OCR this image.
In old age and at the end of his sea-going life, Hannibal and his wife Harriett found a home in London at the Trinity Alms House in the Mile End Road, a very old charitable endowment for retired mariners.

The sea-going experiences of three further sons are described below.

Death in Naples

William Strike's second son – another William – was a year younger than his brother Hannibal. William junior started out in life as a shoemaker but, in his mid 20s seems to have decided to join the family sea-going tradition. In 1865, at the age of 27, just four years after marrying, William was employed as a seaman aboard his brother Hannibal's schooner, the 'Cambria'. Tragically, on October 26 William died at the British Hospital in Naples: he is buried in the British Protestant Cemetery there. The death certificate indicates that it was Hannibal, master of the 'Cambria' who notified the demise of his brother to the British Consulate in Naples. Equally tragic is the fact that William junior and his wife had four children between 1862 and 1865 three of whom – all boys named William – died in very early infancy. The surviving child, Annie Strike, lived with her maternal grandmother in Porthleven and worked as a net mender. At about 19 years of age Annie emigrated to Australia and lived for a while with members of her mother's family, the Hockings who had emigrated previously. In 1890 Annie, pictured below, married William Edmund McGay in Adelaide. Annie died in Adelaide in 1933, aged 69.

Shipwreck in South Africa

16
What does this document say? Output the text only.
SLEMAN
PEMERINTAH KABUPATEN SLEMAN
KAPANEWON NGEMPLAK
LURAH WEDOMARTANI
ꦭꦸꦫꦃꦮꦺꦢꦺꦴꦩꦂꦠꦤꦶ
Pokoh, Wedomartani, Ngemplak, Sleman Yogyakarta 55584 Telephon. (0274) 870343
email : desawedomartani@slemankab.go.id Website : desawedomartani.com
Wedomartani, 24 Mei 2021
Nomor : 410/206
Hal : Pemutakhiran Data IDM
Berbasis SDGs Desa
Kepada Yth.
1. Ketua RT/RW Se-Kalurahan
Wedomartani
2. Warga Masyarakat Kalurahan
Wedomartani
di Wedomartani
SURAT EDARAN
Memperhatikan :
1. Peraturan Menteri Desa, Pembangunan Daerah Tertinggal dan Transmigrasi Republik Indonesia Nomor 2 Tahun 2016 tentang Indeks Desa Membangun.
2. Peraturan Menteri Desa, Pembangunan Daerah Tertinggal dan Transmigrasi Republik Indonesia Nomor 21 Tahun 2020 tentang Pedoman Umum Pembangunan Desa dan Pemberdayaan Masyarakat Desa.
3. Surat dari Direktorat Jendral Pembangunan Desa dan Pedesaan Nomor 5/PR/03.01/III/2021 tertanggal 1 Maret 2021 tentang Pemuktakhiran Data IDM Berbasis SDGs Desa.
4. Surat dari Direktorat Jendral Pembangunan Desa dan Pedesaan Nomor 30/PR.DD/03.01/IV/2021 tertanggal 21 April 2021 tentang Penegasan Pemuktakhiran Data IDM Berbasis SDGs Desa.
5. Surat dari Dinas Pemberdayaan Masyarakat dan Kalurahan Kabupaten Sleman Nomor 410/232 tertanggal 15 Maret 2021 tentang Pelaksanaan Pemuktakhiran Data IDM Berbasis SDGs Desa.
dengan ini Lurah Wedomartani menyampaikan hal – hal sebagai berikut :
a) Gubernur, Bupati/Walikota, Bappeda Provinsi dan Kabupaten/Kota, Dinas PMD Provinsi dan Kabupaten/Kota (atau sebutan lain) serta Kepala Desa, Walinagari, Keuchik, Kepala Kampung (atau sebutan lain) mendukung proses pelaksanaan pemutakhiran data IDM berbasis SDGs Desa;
○ ○ ○
→ **Exercise objective**
Which lines contain "Direktorat"? Copy each of them.

→ **Answer below**
3. Surat dari Direktorat Jendral Pembangunan Desa dan Pedesaan Nomor 5/PR/03.01/III/2021 tertanggal 1 Maret 2021 tentang Pemuktakhiran Data IDM Berbasis SDGs Desa.
4. Surat dari Direktorat Jendral Pembangunan Desa dan Pedesaan Nomor 30/PR.DD/03.01/IV/2021 tertanggal 21 April 2021 tentang Penegasan Pemuktakhiran Data IDM Berbasis SDGs Desa.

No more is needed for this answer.